-- begin Data rows --

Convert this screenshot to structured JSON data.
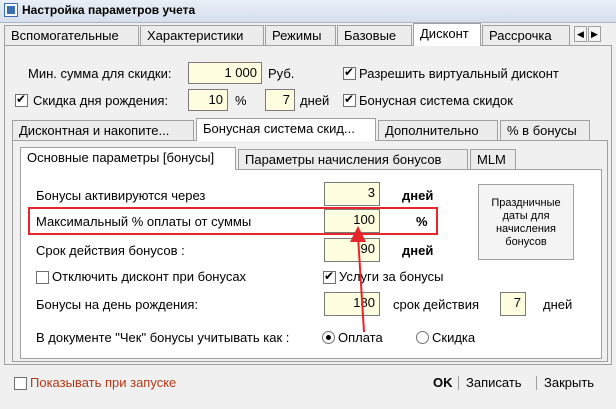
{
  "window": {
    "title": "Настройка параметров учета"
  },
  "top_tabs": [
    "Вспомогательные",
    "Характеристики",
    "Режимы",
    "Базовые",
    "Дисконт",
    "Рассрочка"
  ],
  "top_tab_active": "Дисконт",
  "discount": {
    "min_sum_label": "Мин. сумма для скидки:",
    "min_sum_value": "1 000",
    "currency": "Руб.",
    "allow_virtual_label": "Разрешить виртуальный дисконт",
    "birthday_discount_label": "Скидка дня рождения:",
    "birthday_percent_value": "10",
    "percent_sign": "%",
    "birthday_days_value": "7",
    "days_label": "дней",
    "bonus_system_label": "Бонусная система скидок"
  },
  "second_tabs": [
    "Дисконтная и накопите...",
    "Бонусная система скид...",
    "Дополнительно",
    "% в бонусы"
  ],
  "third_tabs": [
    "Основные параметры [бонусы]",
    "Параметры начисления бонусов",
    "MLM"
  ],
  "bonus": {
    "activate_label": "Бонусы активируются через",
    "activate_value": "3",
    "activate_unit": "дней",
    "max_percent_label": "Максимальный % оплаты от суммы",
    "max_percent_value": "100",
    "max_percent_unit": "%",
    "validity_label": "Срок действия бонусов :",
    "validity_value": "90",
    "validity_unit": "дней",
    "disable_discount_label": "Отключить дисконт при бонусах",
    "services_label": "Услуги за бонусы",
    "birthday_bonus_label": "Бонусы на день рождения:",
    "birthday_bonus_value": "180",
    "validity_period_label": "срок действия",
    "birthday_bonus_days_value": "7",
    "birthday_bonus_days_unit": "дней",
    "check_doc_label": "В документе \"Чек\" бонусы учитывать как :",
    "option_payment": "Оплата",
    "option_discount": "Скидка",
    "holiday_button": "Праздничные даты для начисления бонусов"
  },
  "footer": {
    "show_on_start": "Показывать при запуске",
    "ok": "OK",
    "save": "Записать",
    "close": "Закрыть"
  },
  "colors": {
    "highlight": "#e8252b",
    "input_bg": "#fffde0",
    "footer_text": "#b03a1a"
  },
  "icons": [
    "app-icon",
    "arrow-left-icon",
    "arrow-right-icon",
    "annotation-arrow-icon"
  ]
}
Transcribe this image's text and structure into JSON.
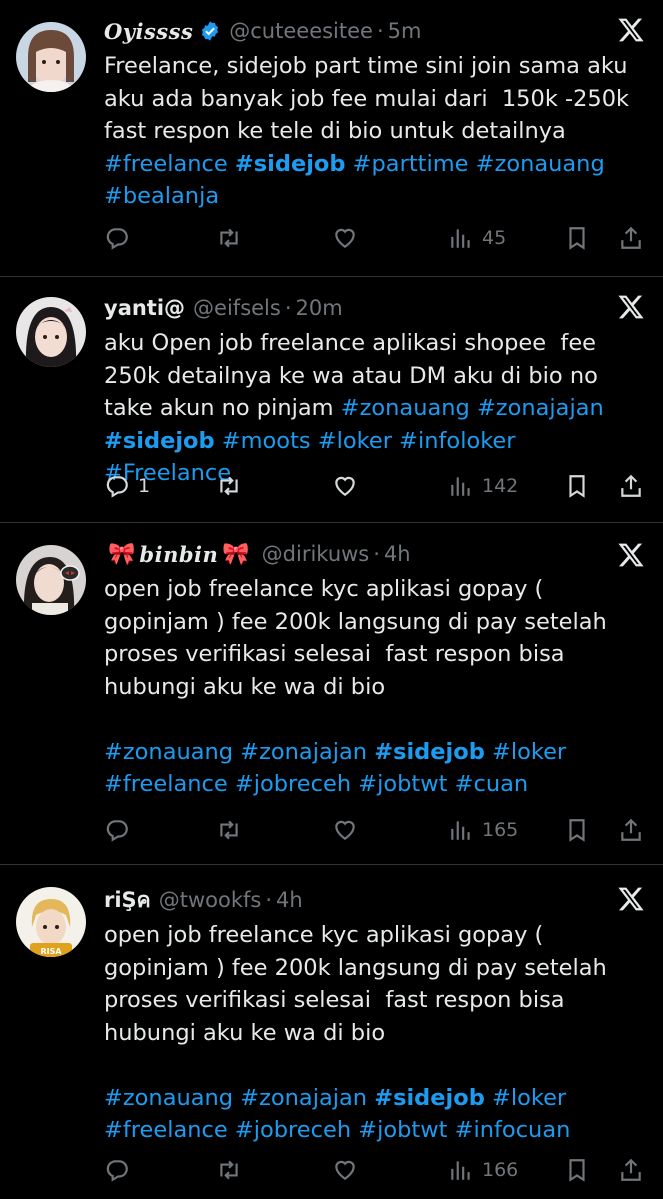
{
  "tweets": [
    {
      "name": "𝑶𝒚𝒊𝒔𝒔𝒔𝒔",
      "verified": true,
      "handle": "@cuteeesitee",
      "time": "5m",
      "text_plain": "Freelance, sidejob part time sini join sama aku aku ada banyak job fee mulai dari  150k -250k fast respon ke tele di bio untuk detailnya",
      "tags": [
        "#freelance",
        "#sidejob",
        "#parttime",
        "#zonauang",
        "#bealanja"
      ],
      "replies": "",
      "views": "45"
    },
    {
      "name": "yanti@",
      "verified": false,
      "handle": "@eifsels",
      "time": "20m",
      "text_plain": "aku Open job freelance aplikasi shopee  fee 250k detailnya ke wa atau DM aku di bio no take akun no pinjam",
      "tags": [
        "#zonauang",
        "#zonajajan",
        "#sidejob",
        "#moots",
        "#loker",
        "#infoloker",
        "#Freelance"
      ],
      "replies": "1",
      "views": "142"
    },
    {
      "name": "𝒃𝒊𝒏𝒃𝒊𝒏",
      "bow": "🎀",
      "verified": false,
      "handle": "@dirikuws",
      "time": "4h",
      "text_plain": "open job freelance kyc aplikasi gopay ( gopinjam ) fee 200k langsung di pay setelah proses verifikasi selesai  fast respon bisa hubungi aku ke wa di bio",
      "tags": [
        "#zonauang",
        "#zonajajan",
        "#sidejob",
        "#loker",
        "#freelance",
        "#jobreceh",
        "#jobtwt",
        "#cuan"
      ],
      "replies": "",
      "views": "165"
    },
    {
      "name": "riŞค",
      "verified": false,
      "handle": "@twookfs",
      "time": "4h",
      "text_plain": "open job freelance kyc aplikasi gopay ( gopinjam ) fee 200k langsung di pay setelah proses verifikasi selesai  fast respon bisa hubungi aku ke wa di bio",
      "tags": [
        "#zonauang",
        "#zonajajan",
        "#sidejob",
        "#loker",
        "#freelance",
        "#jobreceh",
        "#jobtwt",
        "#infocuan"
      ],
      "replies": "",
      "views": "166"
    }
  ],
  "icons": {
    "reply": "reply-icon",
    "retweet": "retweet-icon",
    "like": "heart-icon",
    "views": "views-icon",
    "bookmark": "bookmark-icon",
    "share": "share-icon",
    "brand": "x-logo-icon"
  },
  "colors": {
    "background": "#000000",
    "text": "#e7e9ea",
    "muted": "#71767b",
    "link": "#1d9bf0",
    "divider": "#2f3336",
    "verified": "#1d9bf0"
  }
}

-- end Data rows --

Copy out each line word for word, please, skipping the images.

Convert this screenshot to structured JSON data.
{
  "window": {
    "title": "Настройка параметров учета"
  },
  "top_tabs": [
    "Вспомогательные",
    "Характеристики",
    "Режимы",
    "Базовые",
    "Дисконт",
    "Рассрочка"
  ],
  "top_tab_active": "Дисконт",
  "discount": {
    "min_sum_label": "Мин. сумма для скидки:",
    "min_sum_value": "1 000",
    "currency": "Руб.",
    "allow_virtual_label": "Разрешить виртуальный дисконт",
    "birthday_discount_label": "Скидка дня рождения:",
    "birthday_percent_value": "10",
    "percent_sign": "%",
    "birthday_days_value": "7",
    "days_label": "дней",
    "bonus_system_label": "Бонусная система скидок"
  },
  "second_tabs": [
    "Дисконтная и накопите...",
    "Бонусная система скид...",
    "Дополнительно",
    "% в бонусы"
  ],
  "third_tabs": [
    "Основные параметры [бонусы]",
    "Параметры начисления бонусов",
    "MLM"
  ],
  "bonus": {
    "activate_label": "Бонусы активируются через",
    "activate_value": "3",
    "activate_unit": "дней",
    "max_percent_label": "Максимальный % оплаты от суммы",
    "max_percent_value": "100",
    "max_percent_unit": "%",
    "validity_label": "Срок действия бонусов :",
    "validity_value": "90",
    "validity_unit": "дней",
    "disable_discount_label": "Отключить дисконт при бонусах",
    "services_label": "Услуги за бонусы",
    "birthday_bonus_label": "Бонусы на день рождения:",
    "birthday_bonus_value": "180",
    "validity_period_label": "срок действия",
    "birthday_bonus_days_value": "7",
    "birthday_bonus_days_unit": "дней",
    "check_doc_label": "В документе \"Чек\" бонусы учитывать как :",
    "option_payment": "Оплата",
    "option_discount": "Скидка",
    "holiday_button": "Праздничные даты для начисления бонусов"
  },
  "footer": {
    "show_on_start": "Показывать при запуске",
    "ok": "OK",
    "save": "Записать",
    "close": "Закрыть"
  },
  "colors": {
    "highlight": "#e8252b",
    "input_bg": "#fffde0",
    "footer_text": "#b03a1a"
  },
  "icons": [
    "app-icon",
    "arrow-left-icon",
    "arrow-right-icon",
    "annotation-arrow-icon"
  ]
}
Transcribe this image's text and structure into JSON.
{
  "tweets": [
    {
      "name": "𝑶𝒚𝒊𝒔𝒔𝒔𝒔",
      "verified": true,
      "handle": "@cuteeesitee",
      "time": "5m",
      "text_plain": "Freelance, sidejob part time sini join sama aku aku ada banyak job fee mulai dari  150k -250k fast respon ke tele di bio untuk detailnya",
      "tags": [
        "#freelance",
        "#sidejob",
        "#parttime",
        "#zonauang",
        "#bealanja"
      ],
      "replies": "",
      "views": "45"
    },
    {
      "name": "yanti@",
      "verified": false,
      "handle": "@eifsels",
      "time": "20m",
      "text_plain": "aku Open job freelance aplikasi shopee  fee 250k detailnya ke wa atau DM aku di bio no take akun no pinjam",
      "tags": [
        "#zonauang",
        "#zonajajan",
        "#sidejob",
        "#moots",
        "#loker",
        "#infoloker",
        "#Freelance"
      ],
      "replies": "1",
      "views": "142"
    },
    {
      "name": "𝒃𝒊𝒏𝒃𝒊𝒏",
      "bow": "🎀",
      "verified": false,
      "handle": "@dirikuws",
      "time": "4h",
      "text_plain": "open job freelance kyc aplikasi gopay ( gopinjam ) fee 200k langsung di pay setelah proses verifikasi selesai  fast respon bisa hubungi aku ke wa di bio",
      "tags": [
        "#zonauang",
        "#zonajajan",
        "#sidejob",
        "#loker",
        "#freelance",
        "#jobreceh",
        "#jobtwt",
        "#cuan"
      ],
      "replies": "",
      "views": "165"
    },
    {
      "name": "riŞค",
      "verified": false,
      "handle": "@twookfs",
      "time": "4h",
      "text_plain": "open job freelance kyc aplikasi gopay ( gopinjam ) fee 200k langsung di pay setelah proses verifikasi selesai  fast respon bisa hubungi aku ke wa di bio",
      "tags": [
        "#zonauang",
        "#zonajajan",
        "#sidejob",
        "#loker",
        "#freelance",
        "#jobreceh",
        "#jobtwt",
        "#infocuan"
      ],
      "replies": "",
      "views": "166"
    }
  ],
  "icons": {
    "reply": "reply-icon",
    "retweet": "retweet-icon",
    "like": "heart-icon",
    "views": "views-icon",
    "bookmark": "bookmark-icon",
    "share": "share-icon",
    "brand": "x-logo-icon"
  },
  "colors": {
    "background": "#000000",
    "text": "#e7e9ea",
    "muted": "#71767b",
    "link": "#1d9bf0",
    "divider": "#2f3336",
    "verified": "#1d9bf0"
  }
}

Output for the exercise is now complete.